*Recorded information:*
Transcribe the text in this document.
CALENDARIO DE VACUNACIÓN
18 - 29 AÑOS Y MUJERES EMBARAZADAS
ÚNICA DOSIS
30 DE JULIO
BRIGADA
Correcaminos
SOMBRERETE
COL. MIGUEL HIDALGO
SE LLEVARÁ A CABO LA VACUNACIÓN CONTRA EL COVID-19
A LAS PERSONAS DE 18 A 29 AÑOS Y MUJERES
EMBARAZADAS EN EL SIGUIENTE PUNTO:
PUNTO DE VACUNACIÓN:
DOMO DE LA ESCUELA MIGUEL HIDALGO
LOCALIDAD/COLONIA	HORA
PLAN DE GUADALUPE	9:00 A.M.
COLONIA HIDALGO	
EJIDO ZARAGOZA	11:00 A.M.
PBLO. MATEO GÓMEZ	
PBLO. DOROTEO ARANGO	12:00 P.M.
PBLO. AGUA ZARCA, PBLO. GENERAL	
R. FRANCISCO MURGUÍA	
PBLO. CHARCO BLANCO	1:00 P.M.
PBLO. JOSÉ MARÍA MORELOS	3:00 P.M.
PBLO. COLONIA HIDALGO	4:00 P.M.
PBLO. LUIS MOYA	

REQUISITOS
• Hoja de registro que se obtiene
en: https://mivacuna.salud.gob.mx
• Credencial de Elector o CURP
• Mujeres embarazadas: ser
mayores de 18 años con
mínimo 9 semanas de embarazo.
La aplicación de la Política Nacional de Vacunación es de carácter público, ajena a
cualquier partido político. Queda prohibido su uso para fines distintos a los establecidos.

*Written instruction:*
Copy each record from above without leaving any out.

*Exercise response:*
Transcribe the text in this document.
CALENDARIO DE VACUNACIÓN
18 - 29 AÑOS Y MUJERES EMBARAZADAS
ÚNICA DOSIS
30 DE JULIO
BRIGADA
Correcaminos
SOMBRERETE
COL. MIGUEL HIDALGO
SE LLEVARÁ A CABO LA VACUNACIÓN CONTRA EL COVID-19
A LAS PERSONAS DE 18 A 29 AÑOS Y MUJERES
EMBARAZADAS EN EL SIGUIENTE PUNTO:
PUNTO DE VACUNACIÓN:
DOMO DE LA ESCUELA MIGUEL HIDALGO
LOCALIDAD/COLONIA	HORA
PLAN DE GUADALUPE	9:00 A.M.
COLONIA HIDALGO	
EJIDO ZARAGOZA	11:00 A.M.
PBLO. MATEO GÓMEZ	
PBLO. DOROTEO ARANGO	12:00 P.M.
PBLO. AGUA ZARCA, PBLO. GENERAL	
R. FRANCISCO MURGUÍA	
PBLO. CHARCO BLANCO	1:00 P.M.
PBLO. JOSÉ MARÍA MORELOS	3:00 P.M.
PBLO. COLONIA HIDALGO	4:00 P.M.
PBLO. LUIS MOYA	

REQUISITOS
• Hoja de registro que se obtiene
en: https://mivacuna.salud.gob.mx
• Credencial de Elector o CURP
• Mujeres embarazadas: ser
mayores de 18 años con
mínimo 9 semanas de embarazo.
La aplicación de la Política Nacional de Vacunación es de carácter público, ajena a
cualquier partido político. Queda prohibido su uso para fines distintos a los establecidos.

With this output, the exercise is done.